<<<<

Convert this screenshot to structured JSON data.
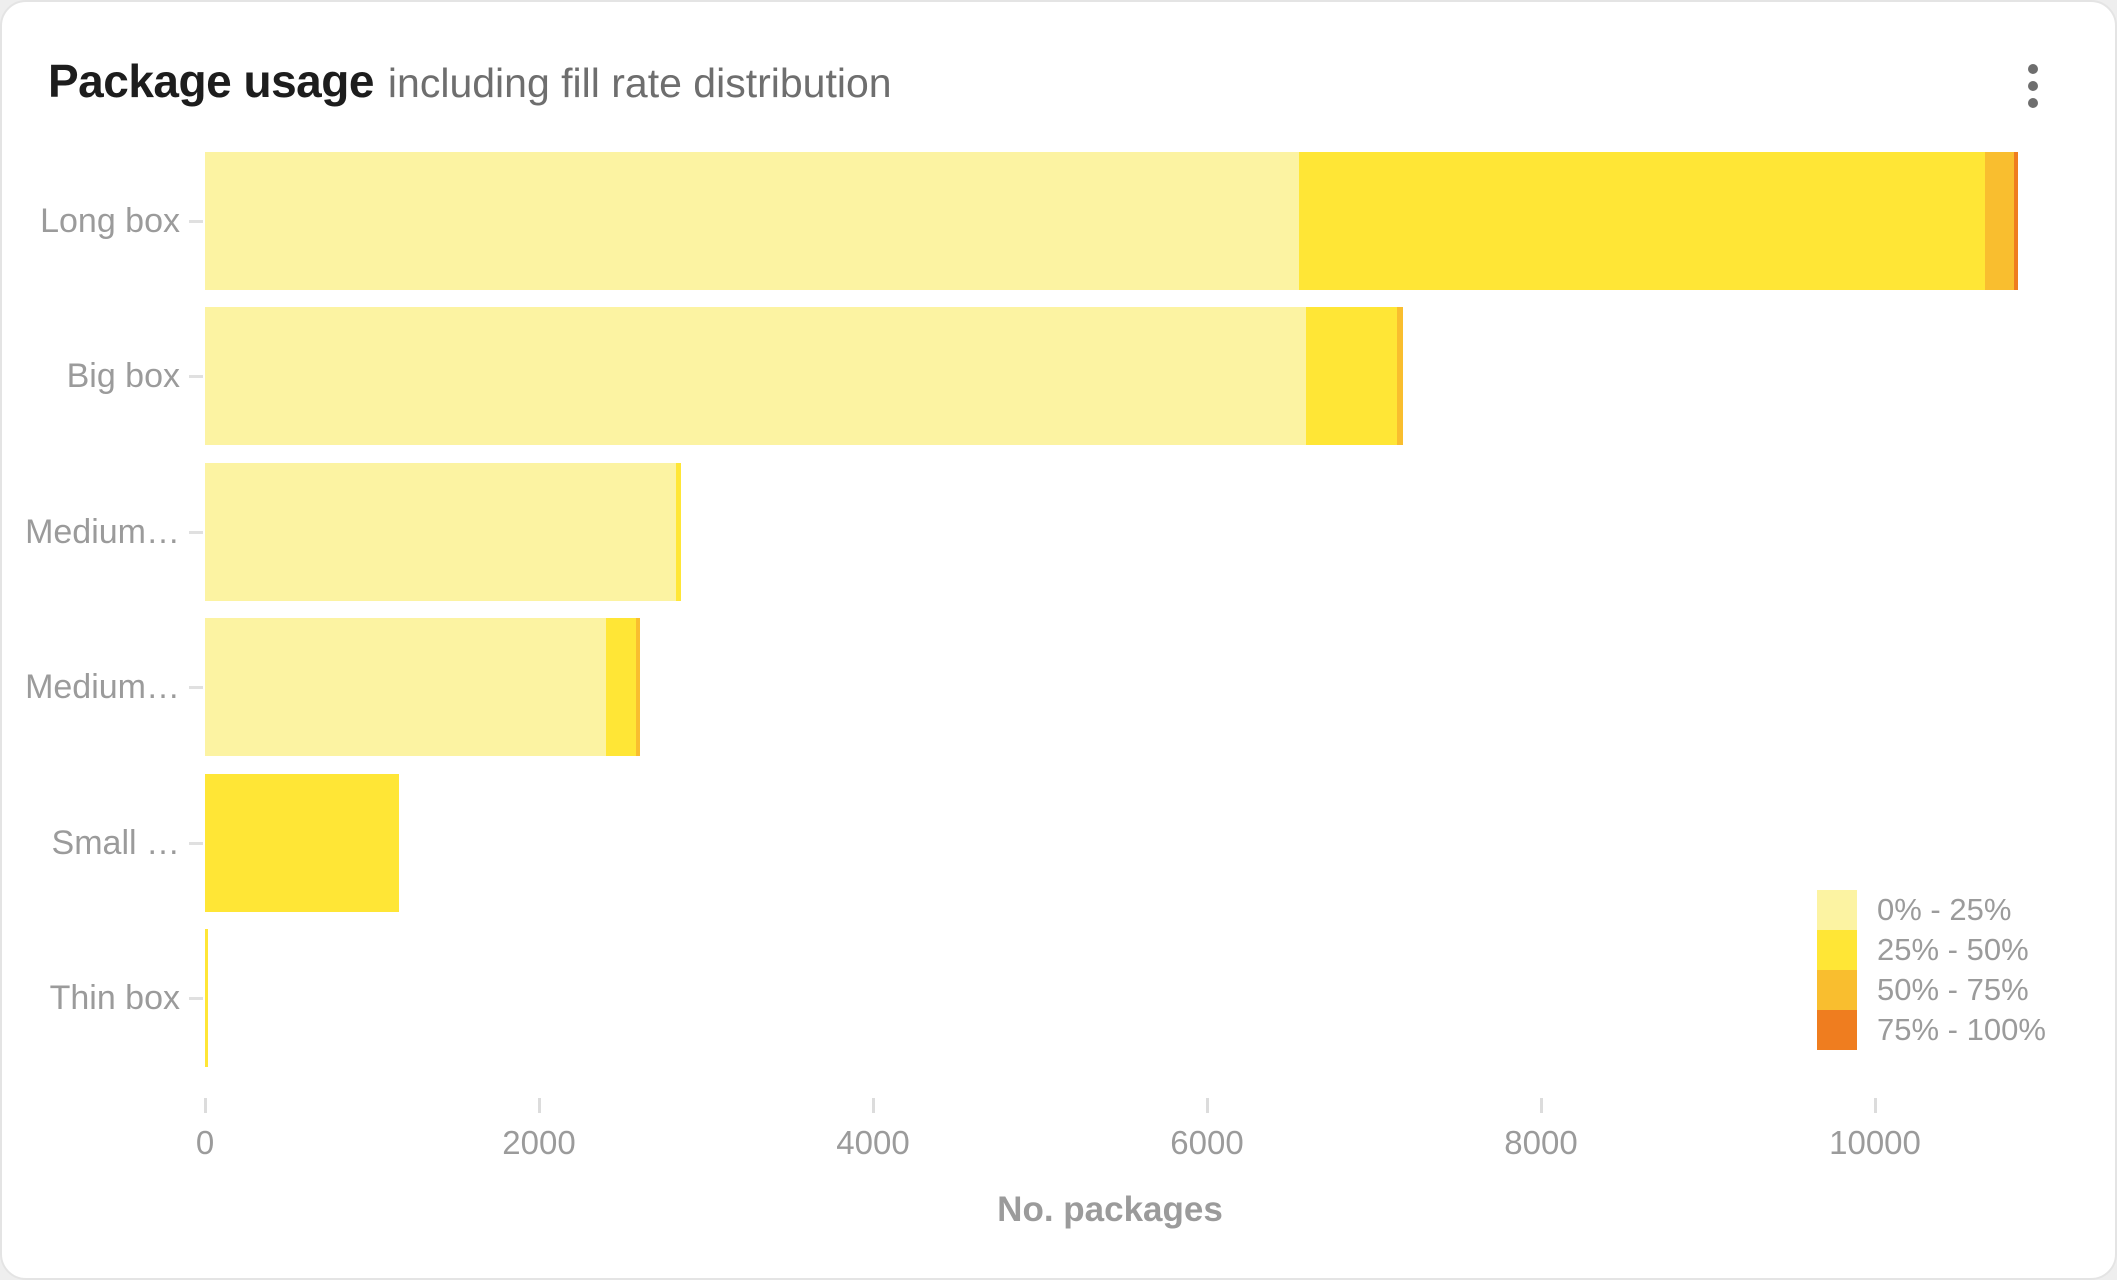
{
  "card": {
    "title": "Package usage",
    "subtitle": "including fill rate distribution",
    "menu_icon": "kebab-menu-icon"
  },
  "chart_data": {
    "type": "bar",
    "orientation": "horizontal",
    "stacked": true,
    "title": "Package usage",
    "subtitle": "including fill rate distribution",
    "categories": [
      "Long box",
      "Big box",
      "Medium…",
      "Medium…",
      "Small …",
      "Thin box"
    ],
    "series": [
      {
        "name": "0% - 25%",
        "color": "#FCF3A2",
        "values": [
          6550,
          6590,
          2820,
          2400,
          0,
          0
        ]
      },
      {
        "name": "25% - 50%",
        "color": "#FFE636",
        "values": [
          4110,
          545,
          30,
          180,
          1160,
          20
        ]
      },
      {
        "name": "50% - 75%",
        "color": "#F9BE2F",
        "values": [
          170,
          40,
          0,
          25,
          0,
          0
        ]
      },
      {
        "name": "75% - 100%",
        "color": "#EF7D1F",
        "values": [
          25,
          0,
          0,
          0,
          0,
          0
        ]
      }
    ],
    "xlabel": "No. packages",
    "x_ticks": [
      "0",
      "2000",
      "4000",
      "6000",
      "8000",
      "10000"
    ],
    "x_tick_values": [
      0,
      2000,
      4000,
      6000,
      8000,
      10000
    ],
    "xlim": [
      0,
      11460
    ],
    "grid": false,
    "legend_position": "bottom-right",
    "legend_items": [
      "0% - 25%",
      "25% - 50%",
      "50% - 75%",
      "75% - 100%"
    ]
  }
}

>>>>

DIRECTIVE: Write out every record above exactly as it stands, but leave out the pictures.

SOLUTION:
Convert this screenshot to structured JSON data.
{
  "card": {
    "title": "Package usage",
    "subtitle": "including fill rate distribution",
    "menu_icon": "kebab-menu-icon"
  },
  "chart_data": {
    "type": "bar",
    "orientation": "horizontal",
    "stacked": true,
    "title": "Package usage",
    "subtitle": "including fill rate distribution",
    "categories": [
      "Long box",
      "Big box",
      "Medium…",
      "Medium…",
      "Small …",
      "Thin box"
    ],
    "series": [
      {
        "name": "0% - 25%",
        "color": "#FCF3A2",
        "values": [
          6550,
          6590,
          2820,
          2400,
          0,
          0
        ]
      },
      {
        "name": "25% - 50%",
        "color": "#FFE636",
        "values": [
          4110,
          545,
          30,
          180,
          1160,
          20
        ]
      },
      {
        "name": "50% - 75%",
        "color": "#F9BE2F",
        "values": [
          170,
          40,
          0,
          25,
          0,
          0
        ]
      },
      {
        "name": "75% - 100%",
        "color": "#EF7D1F",
        "values": [
          25,
          0,
          0,
          0,
          0,
          0
        ]
      }
    ],
    "xlabel": "No. packages",
    "x_ticks": [
      "0",
      "2000",
      "4000",
      "6000",
      "8000",
      "10000"
    ],
    "x_tick_values": [
      0,
      2000,
      4000,
      6000,
      8000,
      10000
    ],
    "xlim": [
      0,
      11460
    ],
    "grid": false,
    "legend_position": "bottom-right",
    "legend_items": [
      "0% - 25%",
      "25% - 50%",
      "50% - 75%",
      "75% - 100%"
    ]
  }
}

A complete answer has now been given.